## begin PROVIDED MATERIAL
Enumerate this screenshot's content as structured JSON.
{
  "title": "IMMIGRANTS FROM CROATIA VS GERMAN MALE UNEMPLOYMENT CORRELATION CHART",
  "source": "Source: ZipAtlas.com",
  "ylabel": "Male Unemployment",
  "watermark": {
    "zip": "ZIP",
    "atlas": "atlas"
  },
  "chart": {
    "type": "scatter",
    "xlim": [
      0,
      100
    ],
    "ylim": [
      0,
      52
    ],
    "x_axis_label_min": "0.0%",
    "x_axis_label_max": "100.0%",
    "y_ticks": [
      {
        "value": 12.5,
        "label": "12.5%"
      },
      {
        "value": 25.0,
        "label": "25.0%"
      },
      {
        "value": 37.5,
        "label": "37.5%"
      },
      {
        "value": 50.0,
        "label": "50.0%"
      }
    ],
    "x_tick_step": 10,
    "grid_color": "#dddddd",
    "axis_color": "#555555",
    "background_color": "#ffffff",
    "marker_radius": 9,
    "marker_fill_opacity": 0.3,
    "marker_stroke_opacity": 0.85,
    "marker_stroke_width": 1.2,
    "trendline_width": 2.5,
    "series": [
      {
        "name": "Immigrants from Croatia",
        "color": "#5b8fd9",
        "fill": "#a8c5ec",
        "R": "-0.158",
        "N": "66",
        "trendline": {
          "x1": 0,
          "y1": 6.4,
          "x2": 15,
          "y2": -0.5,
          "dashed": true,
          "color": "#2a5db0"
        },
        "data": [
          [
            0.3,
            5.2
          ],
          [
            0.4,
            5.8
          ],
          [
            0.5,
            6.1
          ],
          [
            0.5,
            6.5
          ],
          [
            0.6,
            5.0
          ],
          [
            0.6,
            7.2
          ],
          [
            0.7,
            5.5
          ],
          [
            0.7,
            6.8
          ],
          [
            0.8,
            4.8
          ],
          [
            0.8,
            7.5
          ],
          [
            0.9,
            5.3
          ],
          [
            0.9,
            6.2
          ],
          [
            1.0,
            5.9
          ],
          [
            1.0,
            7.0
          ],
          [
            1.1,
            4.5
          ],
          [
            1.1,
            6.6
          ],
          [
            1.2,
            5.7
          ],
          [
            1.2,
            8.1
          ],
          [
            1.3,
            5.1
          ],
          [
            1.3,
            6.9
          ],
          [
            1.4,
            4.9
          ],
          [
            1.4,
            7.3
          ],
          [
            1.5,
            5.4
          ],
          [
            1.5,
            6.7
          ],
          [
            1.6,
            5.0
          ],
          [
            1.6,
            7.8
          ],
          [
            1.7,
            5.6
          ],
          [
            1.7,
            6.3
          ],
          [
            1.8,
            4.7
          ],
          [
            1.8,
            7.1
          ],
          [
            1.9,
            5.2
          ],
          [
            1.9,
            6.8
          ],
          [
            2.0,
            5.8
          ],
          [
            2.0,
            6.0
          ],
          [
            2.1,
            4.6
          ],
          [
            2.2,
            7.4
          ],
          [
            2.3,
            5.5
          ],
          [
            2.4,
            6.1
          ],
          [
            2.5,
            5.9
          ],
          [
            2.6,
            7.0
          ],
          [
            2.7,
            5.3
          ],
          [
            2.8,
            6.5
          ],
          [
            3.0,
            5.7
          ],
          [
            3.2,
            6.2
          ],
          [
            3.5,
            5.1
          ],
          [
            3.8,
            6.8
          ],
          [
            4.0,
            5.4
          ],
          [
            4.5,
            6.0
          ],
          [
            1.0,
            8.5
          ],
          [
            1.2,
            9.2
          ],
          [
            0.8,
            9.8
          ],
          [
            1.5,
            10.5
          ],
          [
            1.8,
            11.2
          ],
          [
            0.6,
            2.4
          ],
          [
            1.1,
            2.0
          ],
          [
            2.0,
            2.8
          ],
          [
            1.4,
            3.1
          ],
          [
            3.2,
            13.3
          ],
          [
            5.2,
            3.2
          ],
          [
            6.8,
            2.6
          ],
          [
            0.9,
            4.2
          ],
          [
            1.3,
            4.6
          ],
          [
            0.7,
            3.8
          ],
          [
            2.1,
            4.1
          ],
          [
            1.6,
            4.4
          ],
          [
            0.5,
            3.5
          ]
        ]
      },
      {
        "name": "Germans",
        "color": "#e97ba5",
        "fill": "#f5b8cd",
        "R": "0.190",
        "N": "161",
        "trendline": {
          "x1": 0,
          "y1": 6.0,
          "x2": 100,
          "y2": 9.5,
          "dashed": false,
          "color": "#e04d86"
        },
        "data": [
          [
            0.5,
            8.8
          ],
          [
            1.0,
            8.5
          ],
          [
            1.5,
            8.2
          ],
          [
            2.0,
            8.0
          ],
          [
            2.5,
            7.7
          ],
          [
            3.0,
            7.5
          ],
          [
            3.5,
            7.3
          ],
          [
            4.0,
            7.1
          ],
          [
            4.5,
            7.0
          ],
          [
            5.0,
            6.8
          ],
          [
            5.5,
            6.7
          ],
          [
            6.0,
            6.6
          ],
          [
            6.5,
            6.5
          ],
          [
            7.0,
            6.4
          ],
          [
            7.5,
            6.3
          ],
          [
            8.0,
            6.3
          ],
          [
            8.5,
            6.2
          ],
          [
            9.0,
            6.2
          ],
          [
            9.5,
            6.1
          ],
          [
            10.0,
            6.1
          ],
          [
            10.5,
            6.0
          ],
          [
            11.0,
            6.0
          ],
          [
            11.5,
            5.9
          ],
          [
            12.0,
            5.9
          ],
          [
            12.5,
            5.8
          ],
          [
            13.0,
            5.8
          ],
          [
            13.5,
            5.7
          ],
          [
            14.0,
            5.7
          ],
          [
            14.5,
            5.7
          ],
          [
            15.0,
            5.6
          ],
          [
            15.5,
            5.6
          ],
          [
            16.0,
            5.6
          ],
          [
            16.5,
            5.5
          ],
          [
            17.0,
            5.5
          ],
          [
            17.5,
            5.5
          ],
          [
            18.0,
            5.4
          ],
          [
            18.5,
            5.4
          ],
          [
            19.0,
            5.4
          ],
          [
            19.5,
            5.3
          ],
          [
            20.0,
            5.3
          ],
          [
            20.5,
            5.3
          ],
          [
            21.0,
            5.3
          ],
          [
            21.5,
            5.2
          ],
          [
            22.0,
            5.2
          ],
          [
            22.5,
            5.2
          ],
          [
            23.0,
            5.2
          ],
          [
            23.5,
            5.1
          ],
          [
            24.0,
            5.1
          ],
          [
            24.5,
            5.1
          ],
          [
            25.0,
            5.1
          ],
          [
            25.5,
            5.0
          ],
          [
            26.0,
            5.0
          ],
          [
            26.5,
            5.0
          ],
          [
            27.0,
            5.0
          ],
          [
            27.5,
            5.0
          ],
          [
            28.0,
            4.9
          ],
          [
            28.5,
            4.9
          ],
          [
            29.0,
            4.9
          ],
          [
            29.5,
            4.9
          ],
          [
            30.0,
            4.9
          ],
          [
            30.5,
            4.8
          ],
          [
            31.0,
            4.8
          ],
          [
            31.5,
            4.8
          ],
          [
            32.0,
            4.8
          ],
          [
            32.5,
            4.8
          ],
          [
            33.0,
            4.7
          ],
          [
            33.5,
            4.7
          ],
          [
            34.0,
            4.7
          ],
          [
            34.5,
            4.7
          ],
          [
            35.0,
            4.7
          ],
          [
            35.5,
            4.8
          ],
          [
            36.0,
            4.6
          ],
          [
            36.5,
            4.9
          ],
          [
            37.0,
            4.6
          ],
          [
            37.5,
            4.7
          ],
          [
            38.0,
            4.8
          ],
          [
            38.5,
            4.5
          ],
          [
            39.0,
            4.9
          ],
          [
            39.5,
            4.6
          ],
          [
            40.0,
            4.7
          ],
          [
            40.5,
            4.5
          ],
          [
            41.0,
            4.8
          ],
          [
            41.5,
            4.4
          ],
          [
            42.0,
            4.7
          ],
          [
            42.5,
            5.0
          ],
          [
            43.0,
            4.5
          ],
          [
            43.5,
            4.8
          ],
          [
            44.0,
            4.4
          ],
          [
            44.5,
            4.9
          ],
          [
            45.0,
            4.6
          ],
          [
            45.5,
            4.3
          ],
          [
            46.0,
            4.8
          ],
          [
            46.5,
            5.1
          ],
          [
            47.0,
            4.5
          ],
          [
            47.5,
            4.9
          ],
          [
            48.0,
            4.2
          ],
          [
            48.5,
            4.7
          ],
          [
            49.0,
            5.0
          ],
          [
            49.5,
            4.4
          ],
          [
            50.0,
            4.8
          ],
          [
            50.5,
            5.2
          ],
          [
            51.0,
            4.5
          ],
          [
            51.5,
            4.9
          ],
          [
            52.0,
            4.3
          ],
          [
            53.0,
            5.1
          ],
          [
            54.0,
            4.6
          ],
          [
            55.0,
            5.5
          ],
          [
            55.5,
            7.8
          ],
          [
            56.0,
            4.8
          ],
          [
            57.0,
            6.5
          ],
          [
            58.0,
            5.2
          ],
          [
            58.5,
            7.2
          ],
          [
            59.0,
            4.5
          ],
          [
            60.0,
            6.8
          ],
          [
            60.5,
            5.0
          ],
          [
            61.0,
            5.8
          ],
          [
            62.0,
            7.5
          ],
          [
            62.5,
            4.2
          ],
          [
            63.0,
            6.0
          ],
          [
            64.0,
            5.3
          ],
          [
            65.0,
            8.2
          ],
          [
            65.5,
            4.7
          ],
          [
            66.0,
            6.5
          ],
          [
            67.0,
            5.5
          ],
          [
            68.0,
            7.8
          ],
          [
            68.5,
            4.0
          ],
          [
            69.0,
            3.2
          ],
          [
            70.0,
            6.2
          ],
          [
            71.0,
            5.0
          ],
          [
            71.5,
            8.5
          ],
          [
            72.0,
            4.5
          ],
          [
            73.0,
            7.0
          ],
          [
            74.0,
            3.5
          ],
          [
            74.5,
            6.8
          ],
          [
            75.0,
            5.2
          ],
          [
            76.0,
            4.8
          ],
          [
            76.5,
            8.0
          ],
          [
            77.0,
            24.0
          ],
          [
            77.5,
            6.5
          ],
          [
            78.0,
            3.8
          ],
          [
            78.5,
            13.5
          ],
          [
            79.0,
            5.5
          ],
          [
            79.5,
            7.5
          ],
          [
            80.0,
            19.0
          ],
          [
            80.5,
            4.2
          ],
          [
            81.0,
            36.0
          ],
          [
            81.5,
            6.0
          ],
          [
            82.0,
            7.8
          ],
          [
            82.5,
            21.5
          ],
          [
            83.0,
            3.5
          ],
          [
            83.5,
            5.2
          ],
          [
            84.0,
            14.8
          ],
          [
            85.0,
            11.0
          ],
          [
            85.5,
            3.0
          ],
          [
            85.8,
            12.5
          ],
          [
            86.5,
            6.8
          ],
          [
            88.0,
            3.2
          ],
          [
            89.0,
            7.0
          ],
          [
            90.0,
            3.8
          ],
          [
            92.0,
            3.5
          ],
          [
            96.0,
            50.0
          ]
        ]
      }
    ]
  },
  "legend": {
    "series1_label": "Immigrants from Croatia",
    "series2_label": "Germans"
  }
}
## end PROVIDED MATERIAL
- **WRITTEN REQUEST**:
Look over the listing. Pull out every line with the string "value" in it.

- **TASK RESULT**:
        "value": 12.5,
        "value": 25.0,
        "value": 37.5,
        "value": 50.0,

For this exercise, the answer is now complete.